- Instruction
Find each line holding "районе" and copy it out.

(Data records)

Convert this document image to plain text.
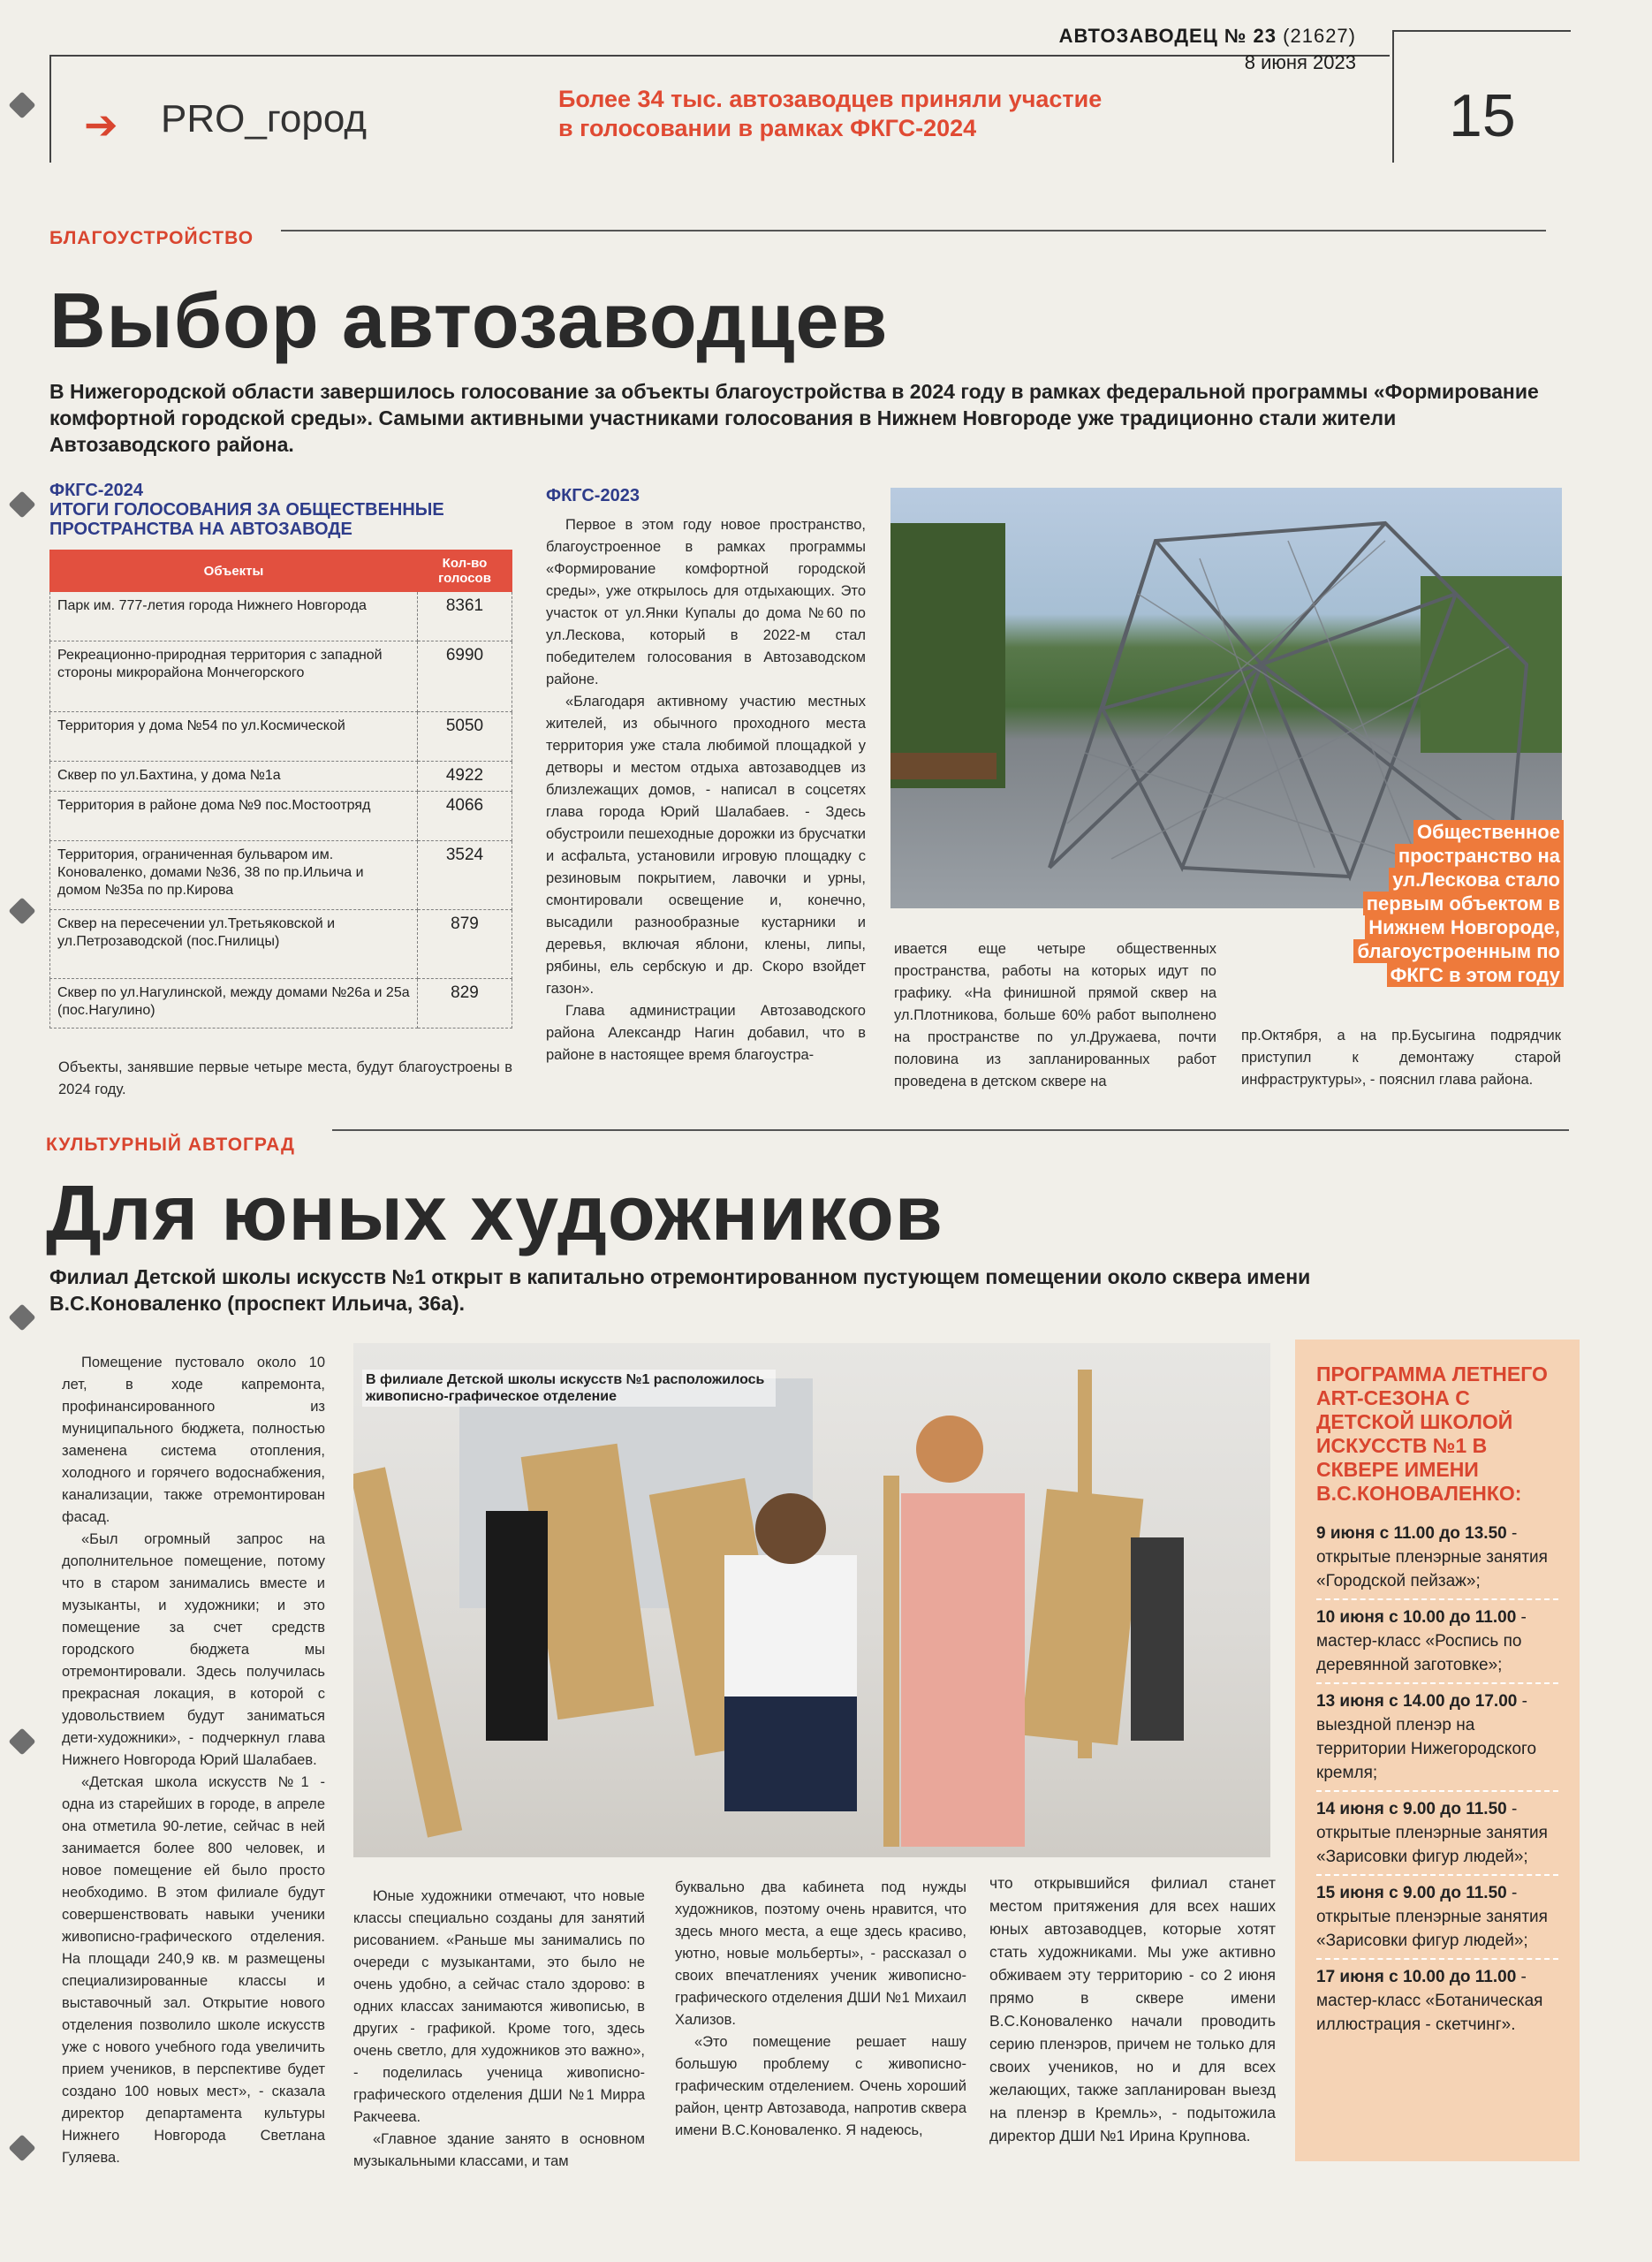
АВТОЗАВОДЕЦ № 23 (21627)
8 июня 2023
15
➔ PRO_город	Более 34 тыс. автозаводцев приняли участие
в голосовании в рамках ФКГС-2024
БЛАГОУСТРОЙСТВО
Выбор автозаводцев
В Нижегородской области завершилось голосование за объекты благоустройства в 2024 году в рамках федеральной программы «Формирование комфортной городской среды». Самыми активными участниками голосования в Нижнем Новгороде уже традиционно стали жители Автозаводского района.
ФКГС-2024
ИТОГИ ГОЛОСОВАНИЯ ЗА ОБЩЕСТВЕННЫЕ
ПРОСТРАНСТВА НА АВТОЗАВОДЕ
Объекты	Кол-во голосов
Парк им. 777-летия города Нижнего Новгорода	8361
Рекреационно-природная территория с западной стороны микрорайона Мончегорского	6990
Территория у дома №54 по ул.Космической	5050
Сквер по ул.Бахтина, у дома №1а	4922
Территория в районе дома №9 пос.Мостоотряд	4066
Территория, ограниченная бульваром им. Коноваленко, домами №36, 38 по пр.Ильича и домом №35а по пр.Кирова	3524
Сквер на пересечении ул.Третьяковской и ул.Петрозаводской (пос.Гнилицы)	879
Сквер по ул.Нагулинской, между домами №26а и 25а (пос.Нагулино)	829
Объекты, занявшие первые четыре места, будут благоустроены в 2024 году.
ФКГС-2023

Первое в этом году новое пространство, благоустроенное в рамках программы «Формирование комфортной городской среды», уже открылось для отдыхающих. Это участок от ул.Янки Купалы до дома №60 по ул.Лескова, который в 2022-м стал победителем голосования в Автозаводском районе.

«Благодаря активному участию местных жителей, из обычного проходного места территория уже стала любимой площадкой у детворы и местом отдыха автозаводцев из близлежащих домов, - написал в соцсетях глава города Юрий Шалабаев. - Здесь обустроили пешеходные дорожки из брусчатки и асфальта, установили игровую площадку с резиновым покрытием, лавочки и урны, смонтировали освещение и, конечно, высадили разнообразные кустарники и деревья, включая яблони, клены, липы, рябины, ель сербскую и др. Скоро взойдет газон».

Глава администрации Автозаводского района Александр Нагин добавил, что в районе в настоящее время благоустра-

Общественное
пространство на
ул.Лескова стало
первым объектом в
Нижнем Новгороде,
благоустроенным по
ФКГС в этом году
ивается еще четыре общественных пространства, работы на которых идут по графику. «На финишной прямой сквер на ул.Плотникова, больше 60% работ выполнено на пространстве по ул.Дружаева, почти половина из запланированных работ проведена в детском сквере на
пр.Октября, а на пр.Бусыгина подрядчик приступил к демонтажу старой инфраструктуры», - пояснил глава района.
КУЛЬТУРНЫЙ АВТОГРАД
Для юных художников
Филиал Детской школы искусств №1 открыт в капитально отремонтированном пустующем помещении около сквера имени В.С.Коноваленко (проспект Ильича, 36а).

Помещение пустовало около 10 лет, в ходе капремонта, профинансированного из муниципального бюджета, полностью заменена система отопления, холодного и горячего водоснабжения, канализации, также отремонтирован фасад.

«Был огромный запрос на дополнительное помещение, потому что в старом занимались вместе и музыканты, и художники; и это помещение за счет средств городского бюджета мы отремонтировали. Здесь получилась прекрасная локация, в которой с удовольствием будут заниматься дети-художники», - подчеркнул глава Нижнего Новгорода Юрий Шалабаев.

«Детская школа искусств №1 - одна из старейших в городе, в апреле она отметила 90-летие, сейчас в ней занимается более 800 человек, и новое помещение ей было просто необходимо. В этом филиале будут совершенствовать навыки ученики живописно-графического отделения. На площади 240,9 кв. м размещены специализированные классы и выставочный зал. Открытие нового отделения позволило школе искусств уже с нового учебного года увеличить прием учеников, в перспективе будет создано 100 новых мест», - сказала директор департамента культуры Нижнего Новгорода Светлана Гуляева.

В филиале Детской школы искусств №1 расположилось живописно-графическое отделение
ПРОГРАММА ЛЕТНЕГО ART-СЕЗОНА С ДЕТСКОЙ ШКОЛОЙ ИСКУССТВ №1 В СКВЕРЕ ИМЕНИ В.С.КОНОВАЛЕНКО:
9 июня с 11.00 до 13.50 - открытые пленэрные занятия «Городской пейзаж»;
10 июня с 10.00 до 11.00 - мастер-класс «Роспись по деревянной заготовке»;
13 июня с 14.00 до 17.00 - выездной пленэр на территории Нижегородского кремля;
14 июня с 9.00 до 11.50 - открытые пленэрные занятия «Зарисовки фигур людей»;
15 июня с 9.00 до 11.50 - открытые пленэрные занятия «Зарисовки фигур людей»;
17 июня с 10.00 до 11.00 - мастер-класс «Ботаническая иллюстрация - скетчинг».

Юные художники отмечают, что новые классы специально созданы для занятий рисованием. «Раньше мы занимались по очереди с музыкантами, это было не очень удобно, а сейчас стало здорово: в одних классах занимаются живописью, в других - графикой. Кроме того, здесь очень светло, для художников это важно», - поделилась ученица живописно-графического отделения ДШИ №1 Мирра Ракчеева.

«Главное здание занято в основном музыкальными классами, и там

буквально два кабинета под нужды художников, поэтому очень нравится, что здесь много места, а еще здесь красиво, уютно, новые мольберты», - рассказал о своих впечатлениях ученик живописно-графического отделения ДШИ №1 Михаил Хализов.

«Это помещение решает нашу большую проблему с живописно-графическим отделением. Очень хороший район, центр Автозавода, напротив сквера имени В.С.Коноваленко. Я надеюсь,

что открывшийся филиал станет местом притяжения для всех наших юных автозаводцев, которые хотят стать художниками. Мы уже активно обживаем эту территорию - со 2 июня прямо в сквере имени В.С.Коноваленко начали проводить серию пленэров, причем не только для своих учеников, но и для всех желающих, также запланирован выезд на пленэр в Кремль», - подытожила директор ДШИ №1 Ирина Крупнова.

- Task output
Территория в районе дома №9 пос.Мостоотряд	4066
Первое в этом году новое пространство, благоустроенное в рамках программы «Формирование комфортной городской среды», уже открылось для отдыхающих. Это участок от ул.Янки Купалы до дома №60 по ул.Лескова, который в 2022-м стал победителем голосования в Автозаводском районе.
Глава администрации Автозаводского района Александр Нагин добавил, что в районе в настоящее время благоустра-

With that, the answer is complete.